— Start RAW RECORDS —
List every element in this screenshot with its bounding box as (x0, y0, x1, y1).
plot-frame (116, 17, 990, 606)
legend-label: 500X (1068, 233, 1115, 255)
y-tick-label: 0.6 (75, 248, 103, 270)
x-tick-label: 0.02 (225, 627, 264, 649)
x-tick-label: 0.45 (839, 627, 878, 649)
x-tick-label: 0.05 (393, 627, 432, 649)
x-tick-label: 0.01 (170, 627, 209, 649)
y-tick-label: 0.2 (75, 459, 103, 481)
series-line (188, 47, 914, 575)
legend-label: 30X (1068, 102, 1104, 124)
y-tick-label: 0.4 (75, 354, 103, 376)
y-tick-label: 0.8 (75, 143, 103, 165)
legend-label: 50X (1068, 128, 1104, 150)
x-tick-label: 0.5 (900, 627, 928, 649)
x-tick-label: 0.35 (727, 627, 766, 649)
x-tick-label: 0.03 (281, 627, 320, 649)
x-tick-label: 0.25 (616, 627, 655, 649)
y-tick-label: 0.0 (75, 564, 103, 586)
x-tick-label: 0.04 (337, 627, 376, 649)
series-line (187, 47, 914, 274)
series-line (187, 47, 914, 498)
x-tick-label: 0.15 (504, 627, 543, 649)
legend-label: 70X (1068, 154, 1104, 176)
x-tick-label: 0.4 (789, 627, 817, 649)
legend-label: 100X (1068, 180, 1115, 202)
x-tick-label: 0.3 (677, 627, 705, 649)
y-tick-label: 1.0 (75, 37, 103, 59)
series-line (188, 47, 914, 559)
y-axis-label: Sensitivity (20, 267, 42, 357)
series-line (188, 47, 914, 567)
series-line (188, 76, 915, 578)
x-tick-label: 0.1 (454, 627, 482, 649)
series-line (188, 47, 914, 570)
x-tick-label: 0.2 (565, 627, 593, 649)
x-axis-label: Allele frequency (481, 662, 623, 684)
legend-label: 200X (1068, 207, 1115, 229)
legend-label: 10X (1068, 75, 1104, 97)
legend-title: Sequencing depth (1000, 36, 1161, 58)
— End RAW RECORDS —
• **REQUIRED TASK**: Recast every line of the data above as a Markdown table with two columns, Row and Line, numbering the rows in order and leaving out blank lines.

• **RESPONSE TO THE TASK**:
| Row | Line |
|---|---|
| 1 | List every element in this screenshot with its bounding box as (x0, y0, x1, y1). |
| 2 | plot-frame (116, 17, 990, 606) |
| 3 | legend-label: 500X (1068, 233, 1115, 255) |
| 4 | y-tick-label: 0.6 (75, 248, 103, 270) |
| 5 | x-tick-label: 0.02 (225, 627, 264, 649) |
| 6 | x-tick-label: 0.45 (839, 627, 878, 649) |
| 7 | x-tick-label: 0.05 (393, 627, 432, 649) |
| 8 | x-tick-label: 0.01 (170, 627, 209, 649) |
| 9 | y-tick-label: 0.2 (75, 459, 103, 481) |
| 10 | series-line (188, 47, 914, 575) |
| 11 | legend-label: 30X (1068, 102, 1104, 124) |
| 12 | y-tick-label: 0.4 (75, 354, 103, 376) |
| 13 | y-tick-label: 0.8 (75, 143, 103, 165) |
| 14 | legend-label: 50X (1068, 128, 1104, 150) |
| 15 | x-tick-label: 0.5 (900, 627, 928, 649) |
| 16 | x-tick-label: 0.35 (727, 627, 766, 649) |
| 17 | x-tick-label: 0.03 (281, 627, 320, 649) |
| 18 | x-tick-label: 0.25 (616, 627, 655, 649) |
| 19 | y-tick-label: 0.0 (75, 564, 103, 586) |
| 20 | x-tick-label: 0.04 (337, 627, 376, 649) |
| 21 | series-line (187, 47, 914, 274) |
| 22 | series-line (187, 47, 914, 498) |
| 23 | x-tick-label: 0.15 (504, 627, 543, 649) |
| 24 | legend-label: 70X (1068, 154, 1104, 176) |
| 25 | x-tick-label: 0.4 (789, 627, 817, 649) |
| 26 | legend-label: 100X (1068, 180, 1115, 202) |
| 27 | x-tick-label: 0.3 (677, 627, 705, 649) |
| 28 | y-tick-label: 1.0 (75, 37, 103, 59) |
| 29 | series-line (188, 47, 914, 559) |
| 30 | y-axis-label: Sensitivity (20, 267, 42, 357) |
| 31 | series-line (188, 47, 914, 567) |
| 32 | series-line (188, 76, 915, 578) |
| 33 | x-tick-label: 0.1 (454, 627, 482, 649) |
| 34 | series-line (188, 47, 914, 570) |
| 35 | x-tick-label: 0.2 (565, 627, 593, 649) |
| 36 | x-axis-label: Allele frequency (481, 662, 623, 684) |
| 37 | legend-label: 200X (1068, 207, 1115, 229) |
| 38 | legend-label: 10X (1068, 75, 1104, 97) |
| 39 | legend-title: Sequencing depth (1000, 36, 1161, 58) |